# start of Source text

Updates | | JH: Tried using CLI; broken at the moment tried to build the conda env, doesn’t work on MacOS Should make an analysis environment that works on MacOS Tests of cli: can directly test CLI components as library functions
JW: merged conformer generation on Monday Code we use in toolkit read SDFs doesn’t split on 3d vs. 2d inputs do round-tripping to ensure we catch errors in validation Increases error rate observed to about 5% on test datasets, which would have happened further down the workflow This week: if user provides no geometry, just graph, job is straightforward for conformer generation if they do provide geometry, then we have to do post-trimming, guaranteeing keeping the ones they provided doing a greedy search; generate conformers (up to 10); start with first user conformer, compare to others, drop those within 2A; repeat for other user conformers DD: may want to start with e.g. 30 generated conformers, since the culling may give much fewer than 10 total if only 10 are generated after comparison to user conformers DH: one approach would be to generate conformers with a cutoff criteria of 0 angstroms (to get a guaranteed number of conformers), then filter them as desired after JW: if there is an energy-ordering of conformers from e.g. RDKit, then have to be careful we don’t systematically drop certain conformers DH: If it’s not possible to meet the 10 conformer threshold, that’s okay, but nice to hit 10, even if they are similar JW: would a crude minimum be two conformers? If we have a molecule that has no flexibility, should it be removed?
JW: Will pursue an iterative-ratcheting approach for the RMS cutoff filter, starting at 5A What about cases where a user puts in two conformers that are very similar? Should we throw any out?

# end of Source text

◆ Instructions:
• 1. According to the conformer-generation meeting notes, what error rate did the round-tripping validation produce on the test datasets?
• 2. Go on with the conformer-generation meeting notes from the point where they stop.
The listing that comes next has no connection to the conformer-generation meeting notes.

# start of Given material

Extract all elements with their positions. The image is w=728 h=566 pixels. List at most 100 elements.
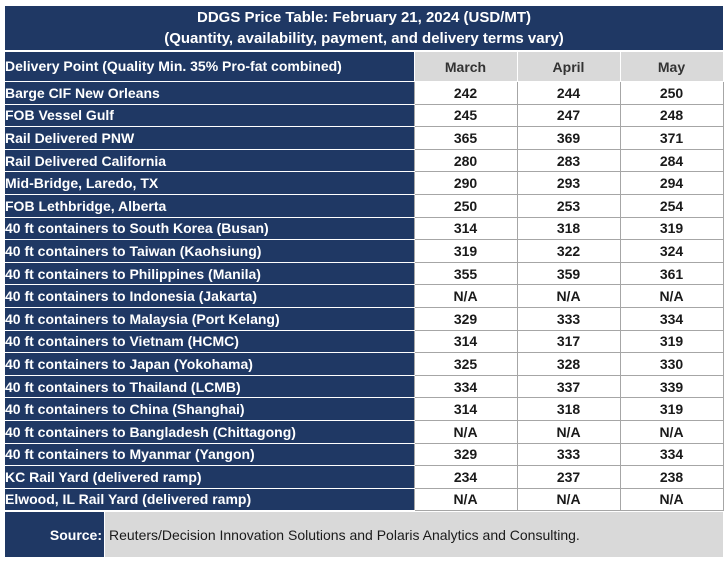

# end of Given material

◆ Expected answers:
• 1. About 5%.

• 2.
(General) – Should we do any MM minimization of QM geometries? What if conformers “wander off” from QM minimum during MM optimization? DD – Could either use QM minimum only, or record two separate energies for each QM geometry (MM energy at QM minimum geometry, and MM energy after brief minimization) JW – Maybe we could make it constrained MM minimization, so that MM minimization can clean up things like simple bond stretches, and improve the signal/noise ratio for “useful” conformer energetics DD + JH – Could it actually be useful to have some geometries minimize to the same geometry? Or end up with closely-spaced output geometries? (General) – Different strategies here would shift the focus of this benchmarking between “getting energies right” and “getting geometries right”. No study to date does a good job of measuring both, and there are some major inherent differences in workflows for each. Decision – There are a bunch of ways we could go on this, but let’s stick closely to the Lim paper for initial work.
DH: playing with the drug-like molecules integrating analysis into CLI now the CLI commands work: openff-benchmark report compare-force-fields QM reference comparison to MM RMSD, torsion fingerprints Plotting also produced; 2d scatter plots, correlation plots,
DD: will add units to all quantities exported DH: specify ref_method DD: ref_method can refer to spec keys; I’ll need to add into the SDFs DH: report given as a set of CSVs; these are the inputs for any visualization that follows
DD: Trying to test out components and standardize how the CLI looks and how tests are run. Working on ingesting Fox and Swope sets Some issues with modifications to initial steps – Will have working session with JW.
DD – Preparing to submit public industry datasets to QCA. Will need CLI components to prepare these molecules.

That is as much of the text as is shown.